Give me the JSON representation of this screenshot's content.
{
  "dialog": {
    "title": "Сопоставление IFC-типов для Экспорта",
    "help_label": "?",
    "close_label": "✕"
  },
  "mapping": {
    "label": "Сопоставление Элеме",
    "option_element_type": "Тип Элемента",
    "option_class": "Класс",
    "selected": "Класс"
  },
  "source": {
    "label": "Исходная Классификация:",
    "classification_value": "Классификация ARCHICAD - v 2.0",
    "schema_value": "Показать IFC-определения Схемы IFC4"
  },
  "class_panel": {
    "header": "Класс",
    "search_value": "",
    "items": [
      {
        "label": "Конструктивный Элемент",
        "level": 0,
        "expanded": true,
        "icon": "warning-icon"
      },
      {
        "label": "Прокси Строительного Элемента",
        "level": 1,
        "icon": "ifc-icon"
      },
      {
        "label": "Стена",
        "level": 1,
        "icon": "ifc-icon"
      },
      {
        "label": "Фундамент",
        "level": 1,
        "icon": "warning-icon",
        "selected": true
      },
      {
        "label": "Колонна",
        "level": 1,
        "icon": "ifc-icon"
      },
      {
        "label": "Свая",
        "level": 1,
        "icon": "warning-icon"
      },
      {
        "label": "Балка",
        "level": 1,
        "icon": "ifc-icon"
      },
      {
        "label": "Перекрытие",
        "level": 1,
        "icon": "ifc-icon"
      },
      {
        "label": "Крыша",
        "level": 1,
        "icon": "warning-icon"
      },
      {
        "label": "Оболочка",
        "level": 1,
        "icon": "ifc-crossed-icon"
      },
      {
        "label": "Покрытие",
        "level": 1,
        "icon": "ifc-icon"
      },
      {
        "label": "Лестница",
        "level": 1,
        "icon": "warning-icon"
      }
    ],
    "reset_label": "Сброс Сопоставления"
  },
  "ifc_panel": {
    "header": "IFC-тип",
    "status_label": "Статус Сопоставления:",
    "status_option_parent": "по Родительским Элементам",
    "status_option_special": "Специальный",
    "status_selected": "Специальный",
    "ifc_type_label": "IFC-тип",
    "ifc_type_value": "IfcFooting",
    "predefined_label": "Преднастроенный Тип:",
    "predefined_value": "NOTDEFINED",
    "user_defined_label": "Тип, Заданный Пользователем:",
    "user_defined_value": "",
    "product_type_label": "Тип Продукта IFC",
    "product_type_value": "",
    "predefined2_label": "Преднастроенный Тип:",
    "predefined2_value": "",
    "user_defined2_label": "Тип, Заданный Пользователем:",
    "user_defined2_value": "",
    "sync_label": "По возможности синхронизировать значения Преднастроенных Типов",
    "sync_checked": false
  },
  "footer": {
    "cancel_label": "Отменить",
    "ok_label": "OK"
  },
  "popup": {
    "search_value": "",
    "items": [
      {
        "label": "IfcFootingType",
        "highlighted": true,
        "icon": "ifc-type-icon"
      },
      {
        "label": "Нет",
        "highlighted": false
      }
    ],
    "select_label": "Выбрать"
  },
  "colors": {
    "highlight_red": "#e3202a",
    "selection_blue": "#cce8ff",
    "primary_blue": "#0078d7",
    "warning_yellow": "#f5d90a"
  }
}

------------

Requirements → Gather up every line in the data above that contains the word "Классификация", copying each one.

Answer to this problem →
    "label": "Исходная Классификация:",
    "classification_value": "Классификация ARCHICAD - v 2.0",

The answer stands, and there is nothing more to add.